Could you give every line of the listing below as a JSON list of strings, one string per line, with blank lines left out?

╭─ Information given

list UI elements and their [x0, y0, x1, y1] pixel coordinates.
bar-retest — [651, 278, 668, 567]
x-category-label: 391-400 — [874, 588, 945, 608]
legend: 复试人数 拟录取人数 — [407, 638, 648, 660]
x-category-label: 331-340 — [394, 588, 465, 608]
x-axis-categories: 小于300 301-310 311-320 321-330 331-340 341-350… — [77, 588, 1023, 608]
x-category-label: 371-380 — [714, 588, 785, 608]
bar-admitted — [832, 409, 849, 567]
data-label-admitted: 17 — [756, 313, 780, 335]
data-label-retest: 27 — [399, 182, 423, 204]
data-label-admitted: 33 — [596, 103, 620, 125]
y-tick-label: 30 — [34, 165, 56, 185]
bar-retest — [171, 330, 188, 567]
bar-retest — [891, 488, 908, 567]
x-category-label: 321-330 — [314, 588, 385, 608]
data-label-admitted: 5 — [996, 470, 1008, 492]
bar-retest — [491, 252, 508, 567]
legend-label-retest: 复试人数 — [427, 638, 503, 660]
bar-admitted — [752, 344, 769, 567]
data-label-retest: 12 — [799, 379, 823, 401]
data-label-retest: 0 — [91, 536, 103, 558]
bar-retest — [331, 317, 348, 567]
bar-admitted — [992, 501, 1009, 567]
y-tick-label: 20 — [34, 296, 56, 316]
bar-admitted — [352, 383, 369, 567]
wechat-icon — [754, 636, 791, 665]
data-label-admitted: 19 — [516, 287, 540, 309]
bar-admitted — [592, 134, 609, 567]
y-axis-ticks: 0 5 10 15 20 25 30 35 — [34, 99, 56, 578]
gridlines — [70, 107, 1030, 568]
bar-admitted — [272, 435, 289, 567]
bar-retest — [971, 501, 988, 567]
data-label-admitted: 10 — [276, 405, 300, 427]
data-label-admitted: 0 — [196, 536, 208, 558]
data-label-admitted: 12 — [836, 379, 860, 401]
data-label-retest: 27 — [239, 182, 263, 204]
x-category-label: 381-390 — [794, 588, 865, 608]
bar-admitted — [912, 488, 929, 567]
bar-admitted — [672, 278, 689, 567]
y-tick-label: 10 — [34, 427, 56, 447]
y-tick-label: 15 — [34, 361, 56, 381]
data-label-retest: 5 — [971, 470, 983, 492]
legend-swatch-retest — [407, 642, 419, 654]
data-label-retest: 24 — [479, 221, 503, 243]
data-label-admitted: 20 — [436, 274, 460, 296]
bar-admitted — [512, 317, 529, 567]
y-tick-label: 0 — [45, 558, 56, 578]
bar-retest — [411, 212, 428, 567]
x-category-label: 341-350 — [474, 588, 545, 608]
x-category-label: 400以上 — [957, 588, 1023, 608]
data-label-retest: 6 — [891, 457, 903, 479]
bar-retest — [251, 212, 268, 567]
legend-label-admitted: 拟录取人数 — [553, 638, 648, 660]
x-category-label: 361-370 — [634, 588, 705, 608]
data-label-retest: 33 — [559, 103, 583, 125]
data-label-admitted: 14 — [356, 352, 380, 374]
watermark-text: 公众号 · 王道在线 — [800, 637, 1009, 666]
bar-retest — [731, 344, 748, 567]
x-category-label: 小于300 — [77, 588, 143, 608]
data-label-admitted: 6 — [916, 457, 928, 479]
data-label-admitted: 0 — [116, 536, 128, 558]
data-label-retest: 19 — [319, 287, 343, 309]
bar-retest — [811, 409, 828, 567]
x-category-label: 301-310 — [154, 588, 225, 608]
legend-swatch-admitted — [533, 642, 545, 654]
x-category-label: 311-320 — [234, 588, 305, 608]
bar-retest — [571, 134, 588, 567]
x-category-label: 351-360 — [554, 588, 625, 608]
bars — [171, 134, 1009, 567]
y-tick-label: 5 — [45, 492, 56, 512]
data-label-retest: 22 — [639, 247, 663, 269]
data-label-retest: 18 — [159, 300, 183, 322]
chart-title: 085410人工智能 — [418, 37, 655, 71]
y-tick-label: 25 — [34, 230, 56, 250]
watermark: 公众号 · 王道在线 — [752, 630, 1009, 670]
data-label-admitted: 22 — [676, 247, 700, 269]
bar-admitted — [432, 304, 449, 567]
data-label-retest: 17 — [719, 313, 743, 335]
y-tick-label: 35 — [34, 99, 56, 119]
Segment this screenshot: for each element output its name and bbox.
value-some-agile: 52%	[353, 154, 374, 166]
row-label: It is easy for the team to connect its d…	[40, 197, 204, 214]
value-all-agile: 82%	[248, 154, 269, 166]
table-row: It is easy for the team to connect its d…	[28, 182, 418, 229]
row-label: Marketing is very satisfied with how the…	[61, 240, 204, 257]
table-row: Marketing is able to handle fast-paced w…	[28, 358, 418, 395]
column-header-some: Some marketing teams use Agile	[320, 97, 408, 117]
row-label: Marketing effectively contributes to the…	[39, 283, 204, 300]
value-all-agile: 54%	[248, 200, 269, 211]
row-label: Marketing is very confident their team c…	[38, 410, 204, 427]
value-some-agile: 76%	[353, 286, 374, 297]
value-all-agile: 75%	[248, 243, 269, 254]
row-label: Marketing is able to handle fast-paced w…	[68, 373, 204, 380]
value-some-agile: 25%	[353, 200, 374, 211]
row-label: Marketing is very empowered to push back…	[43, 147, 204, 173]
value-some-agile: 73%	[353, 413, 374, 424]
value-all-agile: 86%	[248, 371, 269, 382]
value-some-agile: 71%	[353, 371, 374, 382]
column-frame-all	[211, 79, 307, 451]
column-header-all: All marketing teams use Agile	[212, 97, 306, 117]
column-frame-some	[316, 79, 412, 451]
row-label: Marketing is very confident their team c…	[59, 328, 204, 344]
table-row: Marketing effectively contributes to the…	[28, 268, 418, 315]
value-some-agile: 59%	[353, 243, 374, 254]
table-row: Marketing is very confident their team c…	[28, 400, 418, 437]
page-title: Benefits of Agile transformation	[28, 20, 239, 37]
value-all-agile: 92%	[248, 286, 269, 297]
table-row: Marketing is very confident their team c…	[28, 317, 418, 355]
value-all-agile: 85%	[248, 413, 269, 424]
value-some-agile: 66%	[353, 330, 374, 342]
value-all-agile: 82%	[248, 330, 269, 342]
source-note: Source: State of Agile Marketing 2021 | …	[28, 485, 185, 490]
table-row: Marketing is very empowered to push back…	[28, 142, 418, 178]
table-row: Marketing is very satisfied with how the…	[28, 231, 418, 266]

╰─

Task solution –
[
  "list UI elements and their [x0, y0, x1, y1] pixel coordinates.",
  "bar-retest — [651, 278, 668, 567]",
  "x-category-label: 391-400 — [874, 588, 945, 608]",
  "legend: 复试人数 拟录取人数 — [407, 638, 648, 660]",
  "x-category-label: 331-340 — [394, 588, 465, 608]",
  "x-axis-categories: 小于300 301-310 311-320 321-330 331-340 341-350… — [77, 588, 1023, 608]",
  "x-category-label: 371-380 — [714, 588, 785, 608]",
  "bar-admitted — [832, 409, 849, 567]",
  "data-label-admitted: 17 — [756, 313, 780, 335]",
  "data-label-retest: 27 — [399, 182, 423, 204]",
  "data-label-admitted: 33 — [596, 103, 620, 125]",
  "y-tick-label: 30 — [34, 165, 56, 185]",
  "bar-retest — [171, 330, 188, 567]",
  "bar-retest — [891, 488, 908, 567]",
  "x-category-label: 321-330 — [314, 588, 385, 608]",
  "data-label-admitted: 5 — [996, 470, 1008, 492]",
  "bar-retest — [491, 252, 508, 567]",
  "legend-label-retest: 复试人数 — [427, 638, 503, 660]",
  "bar-admitted — [752, 344, 769, 567]",
  "data-label-retest: 12 — [799, 379, 823, 401]",
  "data-label-retest: 0 — [91, 536, 103, 558]",
  "bar-retest — [331, 317, 348, 567]",
  "bar-admitted — [992, 501, 1009, 567]",
  "y-tick-label: 20 — [34, 296, 56, 316]",
  "bar-admitted — [352, 383, 369, 567]",
  "wechat-icon — [754, 636, 791, 665]",
  "data-label-admitted: 19 — [516, 287, 540, 309]",
  "bar-admitted — [592, 134, 609, 567]",
  "y-axis-ticks: 0 5 10 15 20 25 30 35 — [34, 99, 56, 578]",
  "gridlines — [70, 107, 1030, 568]",
  "bar-admitted — [272, 435, 289, 567]",
  "bar-retest — [971, 501, 988, 567]",
  "data-label-admitted: 10 — [276, 405, 300, 427]",
  "data-label-admitted: 0 — [196, 536, 208, 558]",
  "data-label-admitted: 12 — [836, 379, 860, 401]",
  "data-label-retest: 27 — [239, 182, 263, 204]",
  "x-category-label: 381-390 — [794, 588, 865, 608]",
  "bar-admitted — [912, 488, 929, 567]",
  "bar-admitted — [672, 278, 689, 567]",
  "y-tick-label: 10 — [34, 427, 56, 447]",
  "y-tick-label: 15 — [34, 361, 56, 381]",
  "data-label-retest: 5 — [971, 470, 983, 492]",
  "legend-swatch-retest — [407, 642, 419, 654]",
  "data-label-retest: 24 — [479, 221, 503, 243]",
  "data-label-admitted: 20 — [436, 274, 460, 296]",
  "bar-admitted — [512, 317, 529, 567]",
  "y-tick-label: 0 — [45, 558, 56, 578]",
  "bar-retest — [411, 212, 428, 567]",
  "x-category-label: 341-350 — [474, 588, 545, 608]",
  "x-category-label: 400以上 — [957, 588, 1023, 608]",
  "data-label-retest: 6 — [891, 457, 903, 479]",
  "bar-retest — [251, 212, 268, 567]",
  "legend-label-admitted: 拟录取人数 — [553, 638, 648, 660]",
  "x-category-label: 361-370 — [634, 588, 705, 608]",
  "data-label-retest: 33 — [559, 103, 583, 125]",
  "data-label-admitted: 14 — [356, 352, 380, 374]",
  "watermark-text: 公众号 · 王道在线 — [800, 637, 1009, 666]",
  "bar-retest — [731, 344, 748, 567]",
  "x-category-label: 小于300 — [77, 588, 143, 608]",
  "data-label-admitted: 6 — [916, 457, 928, 479]",
  "data-label-admitted: 0 — [116, 536, 128, 558]",
  "data-label-retest: 19 — [319, 287, 343, 309]",
  "bar-retest — [811, 409, 828, 567]",
  "x-category-label: 301-310 — [154, 588, 225, 608]",
  "legend-swatch-admitted — [533, 642, 545, 654]",
  "x-category-label: 311-320 — [234, 588, 305, 608]",
  "bar-retest — [571, 134, 588, 567]",
  "x-category-label: 351-360 — [554, 588, 625, 608]",
  "bars — [171, 134, 1009, 567]",
  "y-tick-label: 5 — [45, 492, 56, 512]",
  "data-label-retest: 22 — [639, 247, 663, 269]",
  "data-label-retest: 18 — [159, 300, 183, 322]",
  "chart-title: 085410人工智能 — [418, 37, 655, 71]",
  "y-tick-label: 25 — [34, 230, 56, 250]",
  "watermark: 公众号 · 王道在线 — [752, 630, 1009, 670]",
  "data-label-admitted: 22 — [676, 247, 700, 269]",
  "bar-admitted — [432, 304, 449, 567]",
  "data-label-retest: 17 — [719, 313, 743, 335]",
  "y-tick-label: 35 — [34, 99, 56, 119]",
  "Segment this screenshot: for each element output its name and bbox.",
  "value-some-agile: 52%\t[353, 154, 374, 166]",
  "row-label: It is easy for the team to connect its d…\t[40, 197, 204, 214]",
  "value-all-agile: 82%\t[248, 154, 269, 166]",
  "table-row: It is easy for the team to connect its d…\t[28, 182, 418, 229]",
  "row-label: Marketing is very satisfied with how the…\t[61, 240, 204, 257]",
  "table-row: Marketing is able to handle fast-paced w…\t[28, 358, 418, 395]",
  "column-header-some: Some marketing teams use Agile\t[320, 97, 408, 117]",
  "row-label: Marketing effectively contributes to the…\t[39, 283, 204, 300]",
  "value-all-agile: 54%\t[248, 200, 269, 211]",
  "row-label: Marketing is very confident their team c…\t[38, 410, 204, 427]",
  "value-some-agile: 76%\t[353, 286, 374, 297]",
  "value-all-agile: 75%\t[248, 243, 269, 254]",
  "row-label: Marketing is able to handle fast-paced w…\t[68, 373, 204, 380]",
  "value-some-agile: 25%\t[353, 200, 374, 211]",
  "row-label: Marketing is very empowered to push back…\t[43, 147, 204, 173]",
  "value-some-agile: 73%\t[353, 413, 374, 424]",
  "value-all-agile: 86%\t[248, 371, 269, 382]",
  "value-some-agile: 71%\t[353, 371, 374, 382]",
  "column-frame-all\t[211, 79, 307, 451]",
  "column-header-all: All marketing teams use Agile\t[212, 97, 306, 117]",
  "column-frame-some\t[316, 79, 412, 451]",
  "row-label: Marketing is very confident their team c…\t[59, 328, 204, 344]",
  "table-row: Marketing effectively contributes to the…\t[28, 268, 418, 315]",
  "value-some-agile: 59%\t[353, 243, 374, 254]",
  "table-row: Marketing is very confident their team c…\t[28, 400, 418, 437]",
  "page-title: Benefits of Agile transformation\t[28, 20, 239, 37]",
  "value-all-agile: 92%\t[248, 286, 269, 297]",
  "table-row: Marketing is very confident their team c…\t[28, 317, 418, 355]",
  "value-all-agile: 85%\t[248, 413, 269, 424]",
  "value-some-agile: 66%\t[353, 330, 374, 342]",
  "value-all-agile: 82%\t[248, 330, 269, 342]",
  "source-note: Source: State of Agile Marketing 2021 | …\t[28, 485, 185, 490]",
  "table-row: Marketing is very empowered to push back…\t[28, 142, 418, 178]",
  "table-row: Marketing is very satisfied with how the…\t[28, 231, 418, 266]"
]